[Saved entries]
# # #

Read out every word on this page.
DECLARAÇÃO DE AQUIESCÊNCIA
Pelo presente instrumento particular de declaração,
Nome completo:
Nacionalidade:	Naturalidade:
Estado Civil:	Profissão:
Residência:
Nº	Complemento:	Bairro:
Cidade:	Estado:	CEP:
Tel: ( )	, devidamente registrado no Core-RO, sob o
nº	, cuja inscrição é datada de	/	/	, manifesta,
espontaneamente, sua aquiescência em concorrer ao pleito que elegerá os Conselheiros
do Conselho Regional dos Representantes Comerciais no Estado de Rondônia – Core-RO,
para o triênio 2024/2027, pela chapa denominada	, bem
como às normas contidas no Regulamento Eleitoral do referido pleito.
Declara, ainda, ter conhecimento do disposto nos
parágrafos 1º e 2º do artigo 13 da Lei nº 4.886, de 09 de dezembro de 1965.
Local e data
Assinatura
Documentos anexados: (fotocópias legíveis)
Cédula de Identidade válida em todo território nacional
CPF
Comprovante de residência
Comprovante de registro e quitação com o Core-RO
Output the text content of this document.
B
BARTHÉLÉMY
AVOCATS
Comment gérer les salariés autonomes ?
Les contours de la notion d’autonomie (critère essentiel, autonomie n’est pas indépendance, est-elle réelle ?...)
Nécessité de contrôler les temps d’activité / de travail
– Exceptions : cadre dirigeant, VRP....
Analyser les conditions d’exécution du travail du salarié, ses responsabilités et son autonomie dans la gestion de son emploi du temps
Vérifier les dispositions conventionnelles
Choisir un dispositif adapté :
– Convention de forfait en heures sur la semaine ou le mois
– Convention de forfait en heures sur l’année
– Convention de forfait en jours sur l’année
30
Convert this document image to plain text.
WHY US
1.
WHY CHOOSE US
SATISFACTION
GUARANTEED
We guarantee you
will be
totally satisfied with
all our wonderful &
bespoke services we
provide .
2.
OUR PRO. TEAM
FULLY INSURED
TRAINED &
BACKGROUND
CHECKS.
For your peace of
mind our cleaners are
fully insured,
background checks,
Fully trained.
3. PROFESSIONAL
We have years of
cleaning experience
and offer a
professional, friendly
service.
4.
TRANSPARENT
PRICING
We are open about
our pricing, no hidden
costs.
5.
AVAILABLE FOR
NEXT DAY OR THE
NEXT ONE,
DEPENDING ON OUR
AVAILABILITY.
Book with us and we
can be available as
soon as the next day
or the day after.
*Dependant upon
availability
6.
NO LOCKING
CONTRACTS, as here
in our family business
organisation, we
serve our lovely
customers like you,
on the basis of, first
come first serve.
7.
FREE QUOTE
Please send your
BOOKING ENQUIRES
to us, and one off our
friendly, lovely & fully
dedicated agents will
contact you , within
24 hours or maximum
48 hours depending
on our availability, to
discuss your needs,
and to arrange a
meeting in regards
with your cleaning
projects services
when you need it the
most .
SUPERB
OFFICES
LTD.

# # #

[Instruction] Copy each line of the data above without altering a single character.

[Answer to this exercise]
Read out every word on this page.
DECLARAÇÃO DE AQUIESCÊNCIA
Pelo presente instrumento particular de declaração,
Nome completo:
Nacionalidade:	Naturalidade:
Estado Civil:	Profissão:
Residência:
Nº	Complemento:	Bairro:
Cidade:	Estado:	CEP:
Tel: ( )	, devidamente registrado no Core-RO, sob o
nº	, cuja inscrição é datada de	/	/	, manifesta,
espontaneamente, sua aquiescência em concorrer ao pleito que elegerá os Conselheiros
do Conselho Regional dos Representantes Comerciais no Estado de Rondônia – Core-RO,
para o triênio 2024/2027, pela chapa denominada	, bem
como às normas contidas no Regulamento Eleitoral do referido pleito.
Declara, ainda, ter conhecimento do disposto nos
parágrafos 1º e 2º do artigo 13 da Lei nº 4.886, de 09 de dezembro de 1965.
Local e data
Assinatura
Documentos anexados: (fotocópias legíveis)
Cédula de Identidade válida em todo território nacional
CPF
Comprovante de residência
Comprovante de registro e quitação com o Core-RO
Output the text content of this document.
B
BARTHÉLÉMY
AVOCATS
Comment gérer les salariés autonomes ?
Les contours de la notion d’autonomie (critère essentiel, autonomie n’est pas indépendance, est-elle réelle ?...)
Nécessité de contrôler les temps d’activité / de travail
– Exceptions : cadre dirigeant, VRP....
Analyser les conditions d’exécution du travail du salarié, ses responsabilités et son autonomie dans la gestion de son emploi du temps
Vérifier les dispositions conventionnelles
Choisir un dispositif adapté :
– Convention de forfait en heures sur la semaine ou le mois
– Convention de forfait en heures sur l’année
– Convention de forfait en jours sur l’année
30
Convert this document image to plain text.
WHY US
1.
WHY CHOOSE US
SATISFACTION
GUARANTEED
We guarantee you
will be
totally satisfied with
all our wonderful &
bespoke services we
provide .
2.
OUR PRO. TEAM
FULLY INSURED
TRAINED &
BACKGROUND
CHECKS.
For your peace of
mind our cleaners are
fully insured,
background checks,
Fully trained.
3. PROFESSIONAL
We have years of
cleaning experience
and offer a
professional, friendly
service.
4.
TRANSPARENT
PRICING
We are open about
our pricing, no hidden
costs.
5.
AVAILABLE FOR
NEXT DAY OR THE
NEXT ONE,
DEPENDING ON OUR
AVAILABILITY.
Book with us and we
can be available as
soon as the next day
or the day after.
*Dependant upon
availability
6.
NO LOCKING
CONTRACTS, as here
in our family business
organisation, we
serve our lovely
customers like you,
on the basis of, first
come first serve.
7.
FREE QUOTE
Please send your
BOOKING ENQUIRES
to us, and one off our
friendly, lovely & fully
dedicated agents will
contact you , within
24 hours or maximum
48 hours depending
on our availability, to
discuss your needs,
and to arrange a
meeting in regards
with your cleaning
projects services
when you need it the
most .
SUPERB
OFFICES
LTD.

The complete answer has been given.